# start of TASK INPUTS
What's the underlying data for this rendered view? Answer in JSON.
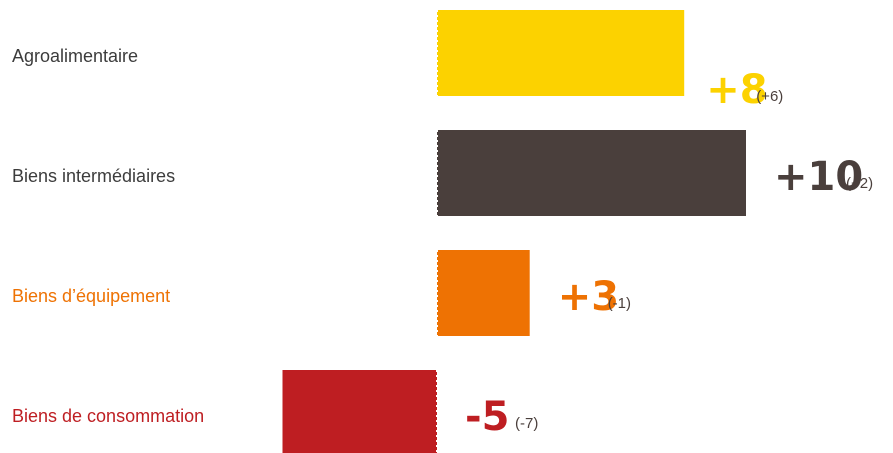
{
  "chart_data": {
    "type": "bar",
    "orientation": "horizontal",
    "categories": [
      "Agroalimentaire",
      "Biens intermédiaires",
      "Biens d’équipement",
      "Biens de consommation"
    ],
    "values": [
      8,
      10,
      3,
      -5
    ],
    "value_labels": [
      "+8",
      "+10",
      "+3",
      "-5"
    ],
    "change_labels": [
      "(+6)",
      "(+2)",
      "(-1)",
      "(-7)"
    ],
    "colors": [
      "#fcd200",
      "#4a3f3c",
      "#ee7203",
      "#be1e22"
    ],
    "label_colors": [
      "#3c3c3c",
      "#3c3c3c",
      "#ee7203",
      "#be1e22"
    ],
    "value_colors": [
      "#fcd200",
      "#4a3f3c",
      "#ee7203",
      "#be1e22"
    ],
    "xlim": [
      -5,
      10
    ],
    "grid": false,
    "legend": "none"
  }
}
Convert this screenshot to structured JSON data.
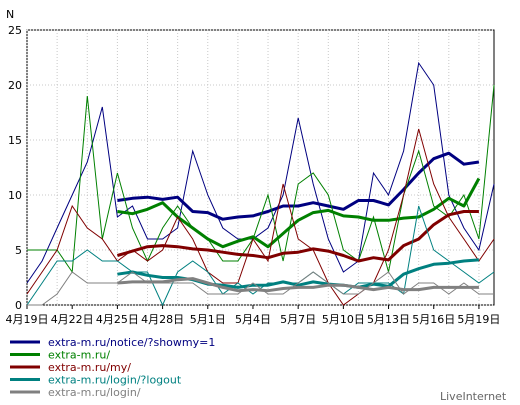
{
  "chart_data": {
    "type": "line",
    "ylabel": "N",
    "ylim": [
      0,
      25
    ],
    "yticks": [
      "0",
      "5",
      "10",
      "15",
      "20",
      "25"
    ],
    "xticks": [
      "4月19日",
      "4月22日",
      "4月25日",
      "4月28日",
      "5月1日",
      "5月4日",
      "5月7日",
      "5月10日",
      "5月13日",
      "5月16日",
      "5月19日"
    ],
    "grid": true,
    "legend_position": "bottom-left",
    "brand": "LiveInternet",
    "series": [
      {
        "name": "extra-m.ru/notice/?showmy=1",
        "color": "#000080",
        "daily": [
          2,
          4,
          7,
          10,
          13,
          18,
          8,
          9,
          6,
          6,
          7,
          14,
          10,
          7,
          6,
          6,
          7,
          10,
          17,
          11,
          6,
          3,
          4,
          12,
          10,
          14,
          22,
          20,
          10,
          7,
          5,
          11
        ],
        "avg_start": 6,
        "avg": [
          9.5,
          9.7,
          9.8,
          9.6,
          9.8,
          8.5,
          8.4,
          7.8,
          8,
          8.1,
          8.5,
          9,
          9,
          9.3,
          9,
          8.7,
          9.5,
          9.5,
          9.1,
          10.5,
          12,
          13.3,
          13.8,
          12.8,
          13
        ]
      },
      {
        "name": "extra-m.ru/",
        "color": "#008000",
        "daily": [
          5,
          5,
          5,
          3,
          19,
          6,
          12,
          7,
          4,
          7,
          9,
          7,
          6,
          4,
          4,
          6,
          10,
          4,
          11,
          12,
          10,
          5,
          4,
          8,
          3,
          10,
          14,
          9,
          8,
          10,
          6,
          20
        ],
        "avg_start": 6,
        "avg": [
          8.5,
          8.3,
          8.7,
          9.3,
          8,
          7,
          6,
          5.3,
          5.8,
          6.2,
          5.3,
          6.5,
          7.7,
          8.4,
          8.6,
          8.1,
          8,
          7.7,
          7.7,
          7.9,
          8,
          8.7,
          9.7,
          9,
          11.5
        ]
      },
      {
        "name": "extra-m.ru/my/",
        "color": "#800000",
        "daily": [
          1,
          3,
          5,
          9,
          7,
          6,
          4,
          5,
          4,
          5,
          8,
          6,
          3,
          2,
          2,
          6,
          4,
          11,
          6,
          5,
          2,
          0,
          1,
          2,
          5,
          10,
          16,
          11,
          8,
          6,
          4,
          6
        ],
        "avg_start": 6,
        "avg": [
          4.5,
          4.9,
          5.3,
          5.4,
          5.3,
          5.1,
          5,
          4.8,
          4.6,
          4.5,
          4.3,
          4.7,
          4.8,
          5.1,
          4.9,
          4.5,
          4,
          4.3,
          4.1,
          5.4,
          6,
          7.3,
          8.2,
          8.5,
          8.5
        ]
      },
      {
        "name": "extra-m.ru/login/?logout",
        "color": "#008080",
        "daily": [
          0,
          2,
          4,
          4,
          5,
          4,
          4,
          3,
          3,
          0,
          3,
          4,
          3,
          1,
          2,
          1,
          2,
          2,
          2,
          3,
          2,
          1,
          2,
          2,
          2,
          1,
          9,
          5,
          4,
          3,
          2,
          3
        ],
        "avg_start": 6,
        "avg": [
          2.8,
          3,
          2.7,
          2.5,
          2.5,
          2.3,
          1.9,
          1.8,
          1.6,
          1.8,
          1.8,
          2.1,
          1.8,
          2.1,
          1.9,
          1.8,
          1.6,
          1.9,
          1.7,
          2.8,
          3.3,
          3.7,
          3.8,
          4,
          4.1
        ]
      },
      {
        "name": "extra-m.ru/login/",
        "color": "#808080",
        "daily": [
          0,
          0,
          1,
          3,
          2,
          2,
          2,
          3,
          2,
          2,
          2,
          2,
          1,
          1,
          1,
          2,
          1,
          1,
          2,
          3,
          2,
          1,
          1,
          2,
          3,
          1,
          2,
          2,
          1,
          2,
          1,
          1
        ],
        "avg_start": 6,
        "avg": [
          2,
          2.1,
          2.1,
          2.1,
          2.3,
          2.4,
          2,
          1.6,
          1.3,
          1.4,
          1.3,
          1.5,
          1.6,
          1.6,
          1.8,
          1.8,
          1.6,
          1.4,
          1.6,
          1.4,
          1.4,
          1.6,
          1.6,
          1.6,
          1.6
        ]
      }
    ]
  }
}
# end of TASK INPUTS
§ **DESCRIPTION OF THE TASK**
Using the listing above, return all lines where the word "this" occurs.

§ **COMPLETED EXERCISE**
What's the underlying data for this rendered view? Answer in JSON.
Convert this screenshot to structured JSON data.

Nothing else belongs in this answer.